OBJECTIVE: Track down every line below that holds "кнопки" and copy it.

(Saved entries)
>>>
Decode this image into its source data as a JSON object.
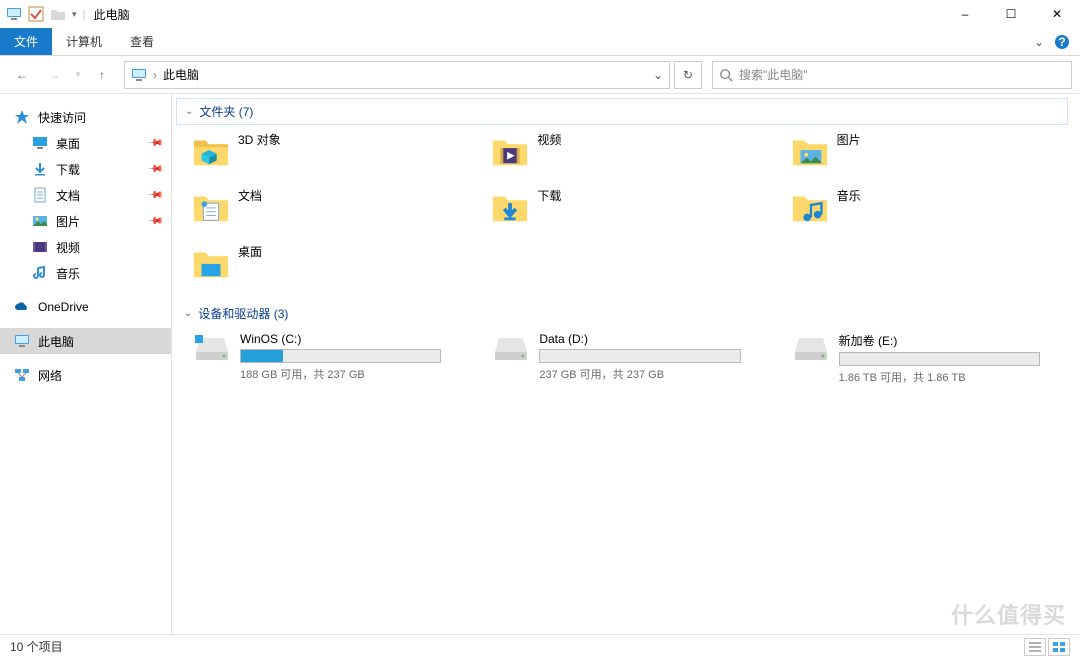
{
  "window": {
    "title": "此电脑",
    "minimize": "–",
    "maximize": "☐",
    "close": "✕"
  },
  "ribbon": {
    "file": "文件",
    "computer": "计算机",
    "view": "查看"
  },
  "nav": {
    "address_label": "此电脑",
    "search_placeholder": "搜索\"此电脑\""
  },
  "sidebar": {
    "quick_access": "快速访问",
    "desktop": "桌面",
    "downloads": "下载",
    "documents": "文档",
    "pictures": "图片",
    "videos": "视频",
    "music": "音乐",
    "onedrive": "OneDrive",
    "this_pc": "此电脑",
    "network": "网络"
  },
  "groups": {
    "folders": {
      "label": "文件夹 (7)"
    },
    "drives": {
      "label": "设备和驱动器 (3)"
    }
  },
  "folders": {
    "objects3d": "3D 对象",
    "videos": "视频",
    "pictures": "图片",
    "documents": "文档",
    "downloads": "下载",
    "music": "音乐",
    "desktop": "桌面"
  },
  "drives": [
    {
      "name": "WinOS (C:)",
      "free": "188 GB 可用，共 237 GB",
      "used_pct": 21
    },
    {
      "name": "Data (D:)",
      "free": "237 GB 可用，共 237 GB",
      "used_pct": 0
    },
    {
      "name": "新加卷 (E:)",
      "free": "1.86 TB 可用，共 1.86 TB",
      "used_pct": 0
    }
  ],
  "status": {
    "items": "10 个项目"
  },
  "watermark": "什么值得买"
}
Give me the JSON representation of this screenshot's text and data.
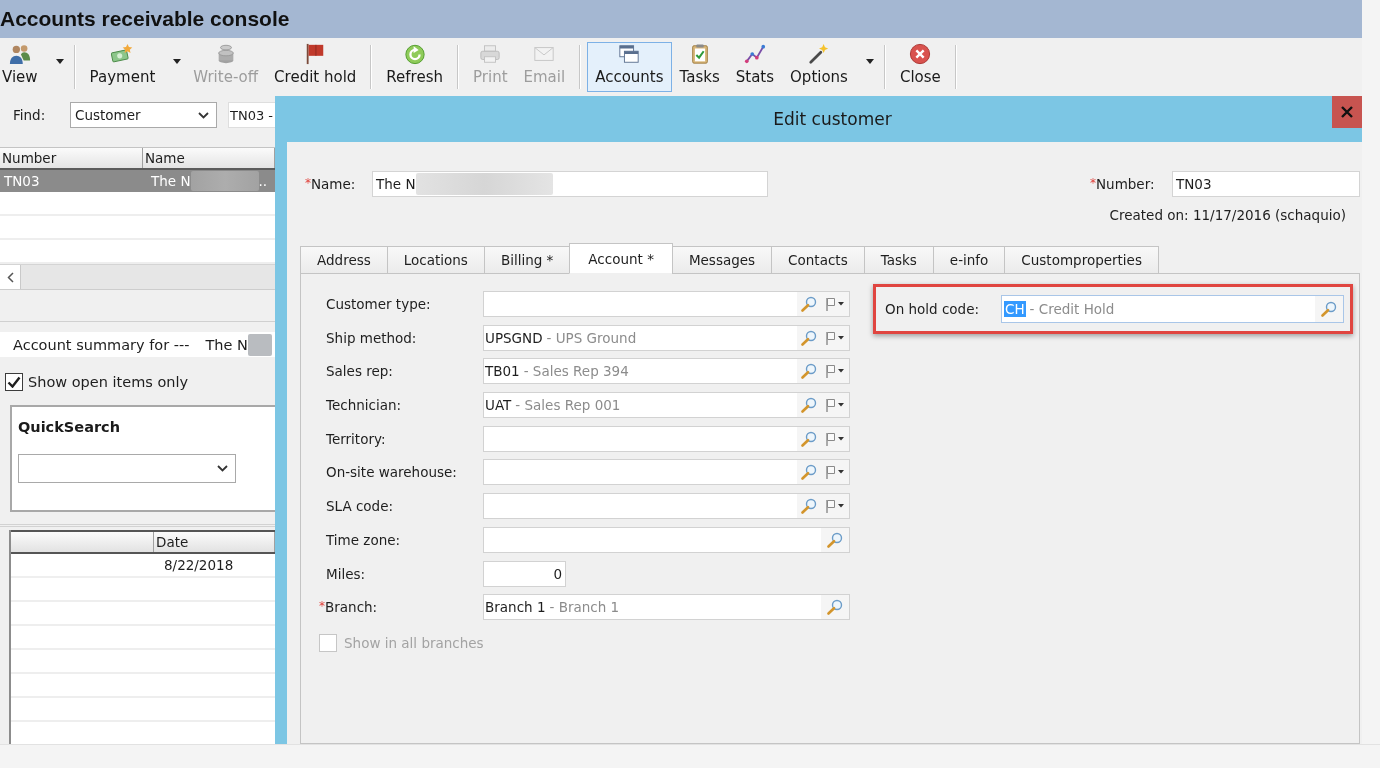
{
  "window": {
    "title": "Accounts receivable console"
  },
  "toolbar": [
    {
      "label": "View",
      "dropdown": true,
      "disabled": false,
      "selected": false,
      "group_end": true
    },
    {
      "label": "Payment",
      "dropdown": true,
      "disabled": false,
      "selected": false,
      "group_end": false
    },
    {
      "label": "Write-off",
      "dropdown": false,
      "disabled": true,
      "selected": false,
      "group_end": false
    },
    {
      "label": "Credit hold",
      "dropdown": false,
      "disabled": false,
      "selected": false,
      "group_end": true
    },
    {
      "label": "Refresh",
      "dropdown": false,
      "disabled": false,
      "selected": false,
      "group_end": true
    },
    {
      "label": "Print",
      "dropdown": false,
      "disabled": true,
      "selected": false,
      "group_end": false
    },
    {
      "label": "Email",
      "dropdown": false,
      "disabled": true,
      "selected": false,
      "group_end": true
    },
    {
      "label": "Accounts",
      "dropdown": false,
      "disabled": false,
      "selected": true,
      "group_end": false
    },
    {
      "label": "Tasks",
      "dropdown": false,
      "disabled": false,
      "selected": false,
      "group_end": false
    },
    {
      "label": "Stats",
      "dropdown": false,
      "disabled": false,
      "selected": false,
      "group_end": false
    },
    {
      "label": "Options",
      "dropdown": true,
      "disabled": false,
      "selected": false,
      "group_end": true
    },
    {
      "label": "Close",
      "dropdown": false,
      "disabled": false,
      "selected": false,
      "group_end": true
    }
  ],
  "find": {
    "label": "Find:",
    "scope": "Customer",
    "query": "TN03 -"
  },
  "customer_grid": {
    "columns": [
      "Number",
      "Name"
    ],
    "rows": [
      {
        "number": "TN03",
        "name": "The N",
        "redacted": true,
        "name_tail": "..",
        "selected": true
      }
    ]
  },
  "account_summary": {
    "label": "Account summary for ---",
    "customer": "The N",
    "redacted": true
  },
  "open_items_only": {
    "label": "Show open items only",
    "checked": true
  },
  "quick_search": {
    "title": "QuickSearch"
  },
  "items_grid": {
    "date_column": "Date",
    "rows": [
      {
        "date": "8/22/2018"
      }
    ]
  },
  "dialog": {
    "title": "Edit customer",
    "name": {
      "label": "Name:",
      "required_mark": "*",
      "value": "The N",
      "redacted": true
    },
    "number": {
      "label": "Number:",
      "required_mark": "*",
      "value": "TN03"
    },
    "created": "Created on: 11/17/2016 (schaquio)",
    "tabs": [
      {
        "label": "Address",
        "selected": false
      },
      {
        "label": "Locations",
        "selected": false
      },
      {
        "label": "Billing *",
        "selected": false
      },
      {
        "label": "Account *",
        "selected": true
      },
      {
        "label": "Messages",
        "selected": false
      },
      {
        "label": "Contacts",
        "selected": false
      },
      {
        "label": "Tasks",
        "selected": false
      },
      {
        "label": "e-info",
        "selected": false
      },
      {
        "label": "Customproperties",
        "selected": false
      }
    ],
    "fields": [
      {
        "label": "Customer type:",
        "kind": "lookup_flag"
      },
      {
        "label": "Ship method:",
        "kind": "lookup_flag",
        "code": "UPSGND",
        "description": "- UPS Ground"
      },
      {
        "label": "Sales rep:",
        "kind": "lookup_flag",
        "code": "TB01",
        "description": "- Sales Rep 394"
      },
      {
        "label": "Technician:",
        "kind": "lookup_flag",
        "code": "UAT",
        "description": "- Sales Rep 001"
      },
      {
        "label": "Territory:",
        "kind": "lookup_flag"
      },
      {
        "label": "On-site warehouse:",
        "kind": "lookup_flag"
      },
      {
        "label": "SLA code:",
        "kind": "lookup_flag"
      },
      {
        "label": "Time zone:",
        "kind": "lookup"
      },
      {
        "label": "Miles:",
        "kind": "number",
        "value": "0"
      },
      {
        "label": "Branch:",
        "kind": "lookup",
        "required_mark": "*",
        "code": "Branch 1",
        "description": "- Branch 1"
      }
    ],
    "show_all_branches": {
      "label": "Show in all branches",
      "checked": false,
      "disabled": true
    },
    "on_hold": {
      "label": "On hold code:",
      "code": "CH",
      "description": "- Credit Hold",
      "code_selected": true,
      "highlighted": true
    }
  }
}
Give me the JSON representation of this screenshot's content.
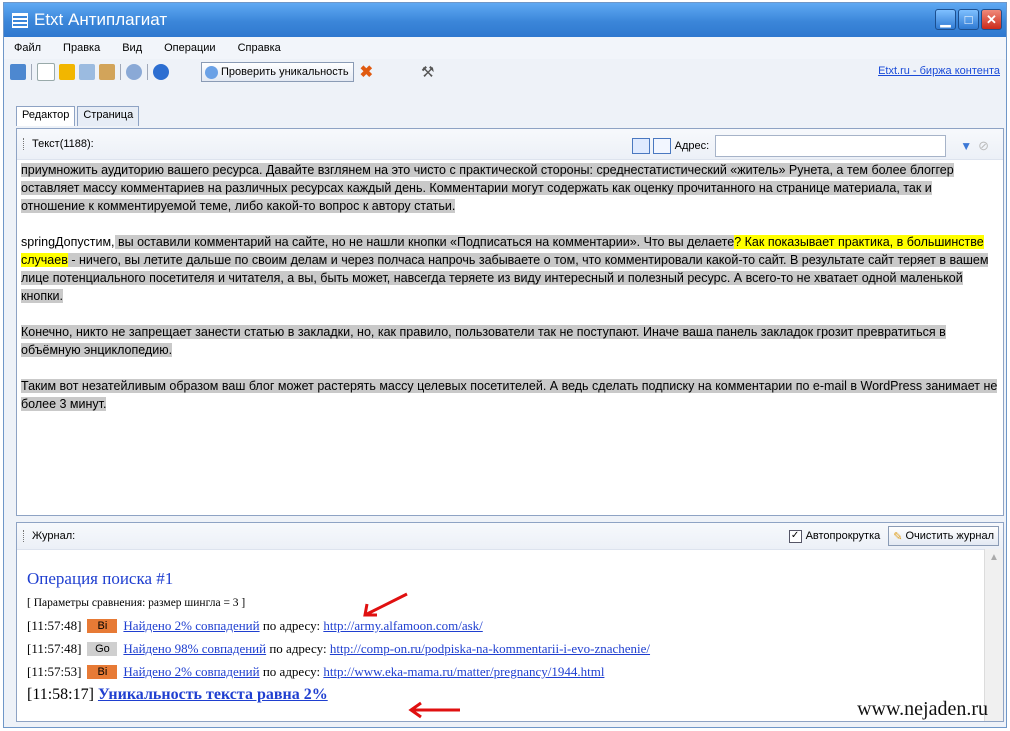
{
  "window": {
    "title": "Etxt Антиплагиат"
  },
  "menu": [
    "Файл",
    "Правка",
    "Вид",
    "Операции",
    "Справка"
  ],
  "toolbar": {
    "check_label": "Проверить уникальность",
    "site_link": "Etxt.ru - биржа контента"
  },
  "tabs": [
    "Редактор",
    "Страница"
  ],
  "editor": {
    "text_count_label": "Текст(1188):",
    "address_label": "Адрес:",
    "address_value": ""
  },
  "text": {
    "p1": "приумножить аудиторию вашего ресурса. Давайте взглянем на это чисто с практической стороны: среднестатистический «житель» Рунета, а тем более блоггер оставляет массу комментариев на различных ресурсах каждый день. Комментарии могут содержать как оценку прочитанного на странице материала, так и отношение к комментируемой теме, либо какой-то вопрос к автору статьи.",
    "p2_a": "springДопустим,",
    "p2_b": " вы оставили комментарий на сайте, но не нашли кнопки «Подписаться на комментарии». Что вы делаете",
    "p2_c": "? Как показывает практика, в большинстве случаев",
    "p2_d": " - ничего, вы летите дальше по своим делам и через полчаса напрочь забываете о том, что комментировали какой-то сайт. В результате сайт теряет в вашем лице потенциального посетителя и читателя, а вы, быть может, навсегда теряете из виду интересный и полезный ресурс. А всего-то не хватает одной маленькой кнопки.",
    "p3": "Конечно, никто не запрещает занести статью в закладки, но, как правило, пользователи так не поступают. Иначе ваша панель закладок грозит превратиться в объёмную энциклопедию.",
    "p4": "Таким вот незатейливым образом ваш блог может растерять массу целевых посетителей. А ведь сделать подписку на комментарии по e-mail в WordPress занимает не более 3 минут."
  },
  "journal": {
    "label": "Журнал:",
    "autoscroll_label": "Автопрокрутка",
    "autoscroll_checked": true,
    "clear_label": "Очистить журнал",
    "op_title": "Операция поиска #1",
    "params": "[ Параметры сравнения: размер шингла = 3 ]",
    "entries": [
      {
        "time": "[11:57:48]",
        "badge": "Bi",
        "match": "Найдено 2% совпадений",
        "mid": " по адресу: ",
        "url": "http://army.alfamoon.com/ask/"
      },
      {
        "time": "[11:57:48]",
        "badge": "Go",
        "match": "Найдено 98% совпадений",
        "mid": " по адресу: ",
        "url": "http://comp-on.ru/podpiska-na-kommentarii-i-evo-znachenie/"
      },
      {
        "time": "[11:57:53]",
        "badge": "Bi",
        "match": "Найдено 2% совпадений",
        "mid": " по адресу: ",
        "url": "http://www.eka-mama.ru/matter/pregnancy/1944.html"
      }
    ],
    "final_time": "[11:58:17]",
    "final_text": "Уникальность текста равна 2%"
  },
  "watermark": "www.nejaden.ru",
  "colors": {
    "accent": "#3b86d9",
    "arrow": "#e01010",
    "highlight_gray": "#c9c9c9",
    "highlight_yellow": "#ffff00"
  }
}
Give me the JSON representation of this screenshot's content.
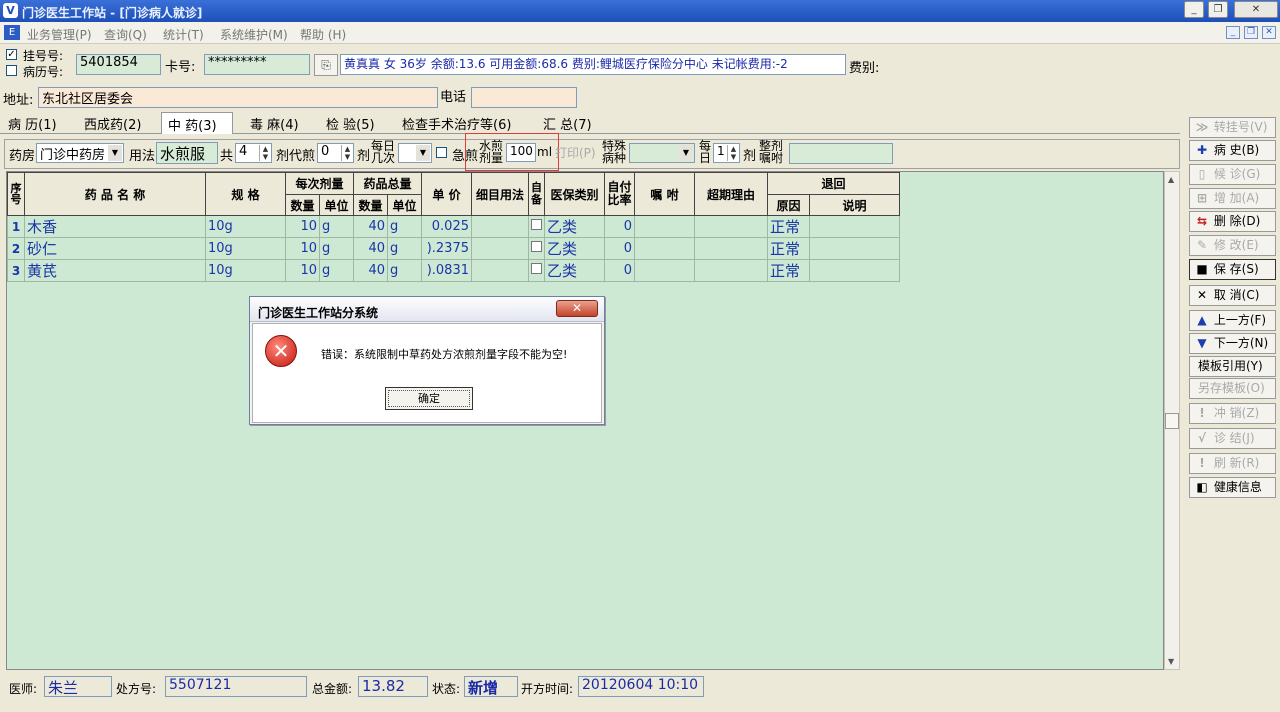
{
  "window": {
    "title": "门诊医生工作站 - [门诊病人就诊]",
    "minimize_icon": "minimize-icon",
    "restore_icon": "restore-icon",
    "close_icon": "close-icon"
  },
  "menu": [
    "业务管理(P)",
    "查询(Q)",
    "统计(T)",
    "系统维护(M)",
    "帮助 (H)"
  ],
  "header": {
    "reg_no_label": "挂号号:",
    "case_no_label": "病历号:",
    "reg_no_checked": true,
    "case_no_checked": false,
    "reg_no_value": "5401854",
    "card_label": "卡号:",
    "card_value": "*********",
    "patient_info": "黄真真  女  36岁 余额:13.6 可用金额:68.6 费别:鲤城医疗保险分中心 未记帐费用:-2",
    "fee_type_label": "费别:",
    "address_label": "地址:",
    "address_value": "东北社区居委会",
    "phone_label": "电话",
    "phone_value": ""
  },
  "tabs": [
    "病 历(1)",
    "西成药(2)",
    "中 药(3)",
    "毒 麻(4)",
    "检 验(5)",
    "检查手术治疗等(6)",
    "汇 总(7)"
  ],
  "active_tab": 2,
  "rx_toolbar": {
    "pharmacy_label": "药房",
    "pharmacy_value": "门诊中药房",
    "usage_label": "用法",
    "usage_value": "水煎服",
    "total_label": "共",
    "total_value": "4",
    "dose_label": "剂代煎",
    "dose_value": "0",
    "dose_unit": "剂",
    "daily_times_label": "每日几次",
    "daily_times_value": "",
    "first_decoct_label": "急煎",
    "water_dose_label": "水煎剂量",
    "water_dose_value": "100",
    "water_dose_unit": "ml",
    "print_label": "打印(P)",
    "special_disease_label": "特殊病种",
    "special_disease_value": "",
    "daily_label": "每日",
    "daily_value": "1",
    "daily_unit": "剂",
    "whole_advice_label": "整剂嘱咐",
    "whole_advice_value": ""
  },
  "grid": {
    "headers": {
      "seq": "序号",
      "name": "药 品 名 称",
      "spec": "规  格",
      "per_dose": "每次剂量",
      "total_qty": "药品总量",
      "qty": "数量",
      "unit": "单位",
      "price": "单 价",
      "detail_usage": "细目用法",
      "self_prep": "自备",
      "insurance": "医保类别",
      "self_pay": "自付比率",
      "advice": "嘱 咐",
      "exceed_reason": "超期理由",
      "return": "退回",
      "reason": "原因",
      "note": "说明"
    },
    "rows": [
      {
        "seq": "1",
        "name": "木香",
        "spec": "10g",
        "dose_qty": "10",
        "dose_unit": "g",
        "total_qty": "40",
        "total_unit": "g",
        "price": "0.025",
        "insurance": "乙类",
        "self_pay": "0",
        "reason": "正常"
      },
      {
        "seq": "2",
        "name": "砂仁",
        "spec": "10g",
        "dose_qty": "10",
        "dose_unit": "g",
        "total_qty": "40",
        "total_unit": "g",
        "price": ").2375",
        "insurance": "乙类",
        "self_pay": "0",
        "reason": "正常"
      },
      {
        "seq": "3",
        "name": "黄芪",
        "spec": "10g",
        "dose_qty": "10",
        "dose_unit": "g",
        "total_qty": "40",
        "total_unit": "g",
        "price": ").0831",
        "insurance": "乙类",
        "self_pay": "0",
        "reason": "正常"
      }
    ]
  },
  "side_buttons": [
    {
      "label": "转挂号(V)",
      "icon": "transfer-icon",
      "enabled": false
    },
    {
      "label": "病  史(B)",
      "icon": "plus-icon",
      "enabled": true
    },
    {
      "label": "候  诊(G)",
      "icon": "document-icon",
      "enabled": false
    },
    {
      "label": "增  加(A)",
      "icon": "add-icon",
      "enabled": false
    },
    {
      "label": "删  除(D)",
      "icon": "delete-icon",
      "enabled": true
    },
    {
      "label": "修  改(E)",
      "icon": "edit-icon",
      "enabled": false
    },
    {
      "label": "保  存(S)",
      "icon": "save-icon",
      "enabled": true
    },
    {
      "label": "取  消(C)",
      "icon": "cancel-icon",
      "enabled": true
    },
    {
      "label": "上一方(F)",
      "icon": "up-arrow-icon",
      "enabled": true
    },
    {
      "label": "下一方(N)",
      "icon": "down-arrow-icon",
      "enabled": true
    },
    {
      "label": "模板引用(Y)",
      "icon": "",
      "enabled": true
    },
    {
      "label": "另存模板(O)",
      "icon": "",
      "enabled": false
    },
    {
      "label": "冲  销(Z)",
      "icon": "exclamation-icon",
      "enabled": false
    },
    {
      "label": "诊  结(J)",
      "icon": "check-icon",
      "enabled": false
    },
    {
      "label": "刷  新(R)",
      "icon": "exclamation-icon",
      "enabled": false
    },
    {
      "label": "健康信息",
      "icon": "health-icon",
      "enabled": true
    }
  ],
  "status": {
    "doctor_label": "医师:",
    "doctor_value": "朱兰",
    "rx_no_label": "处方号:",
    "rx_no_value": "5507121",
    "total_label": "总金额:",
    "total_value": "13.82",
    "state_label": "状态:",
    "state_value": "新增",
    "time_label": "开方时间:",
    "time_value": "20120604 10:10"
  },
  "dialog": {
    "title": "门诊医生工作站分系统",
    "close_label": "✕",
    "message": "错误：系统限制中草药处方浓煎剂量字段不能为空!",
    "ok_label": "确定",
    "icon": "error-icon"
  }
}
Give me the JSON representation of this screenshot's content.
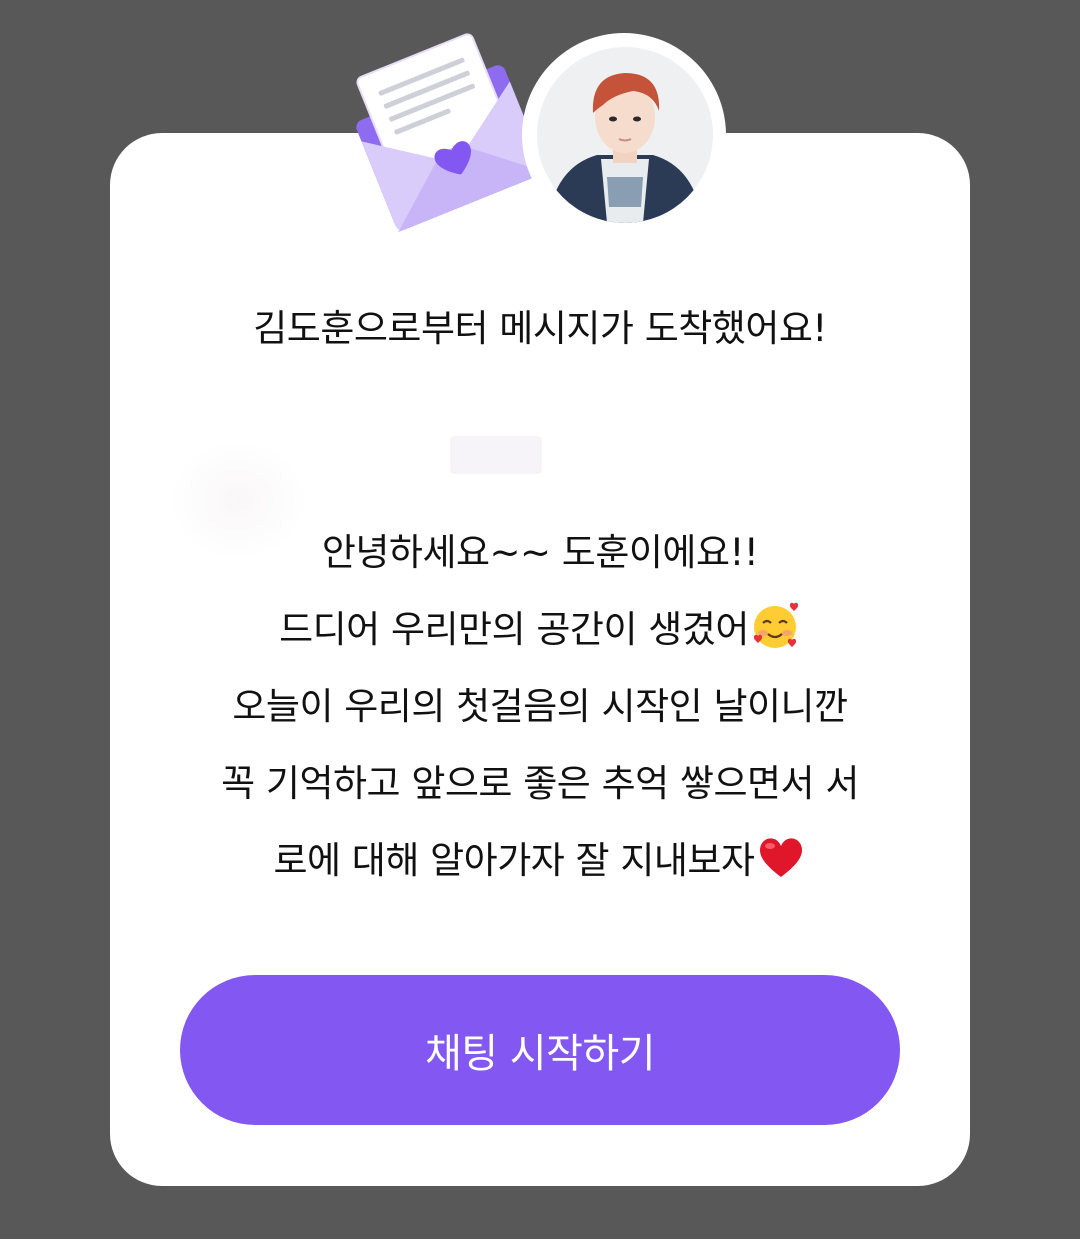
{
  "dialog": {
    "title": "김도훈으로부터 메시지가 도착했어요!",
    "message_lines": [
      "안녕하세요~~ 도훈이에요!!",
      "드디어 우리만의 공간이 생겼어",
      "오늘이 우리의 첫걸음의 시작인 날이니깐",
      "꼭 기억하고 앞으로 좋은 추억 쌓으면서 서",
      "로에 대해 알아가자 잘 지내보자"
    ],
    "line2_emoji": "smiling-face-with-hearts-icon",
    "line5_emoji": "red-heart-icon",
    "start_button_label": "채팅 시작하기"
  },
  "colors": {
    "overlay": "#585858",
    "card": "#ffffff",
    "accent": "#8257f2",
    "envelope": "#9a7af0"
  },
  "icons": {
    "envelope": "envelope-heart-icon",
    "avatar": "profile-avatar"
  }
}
<<<
RESPONSE TO THE EXERCISE:
    "p2_b": " вы оставили комментарий на сайте, но не нашли кнопки «Подписаться на комментарии». Что вы делаете",
    "p2_d": " - ничего, вы летите дальше по своим делам и через полчаса напрочь забываете о том, что комментировали какой-то сайт. В результате сайт теряет в вашем лице потенциального посетителя и читателя, а вы, быть может, навсегда теряете из виду интересный и полезный ресурс. А всего-то не хватает одной маленькой кнопки.",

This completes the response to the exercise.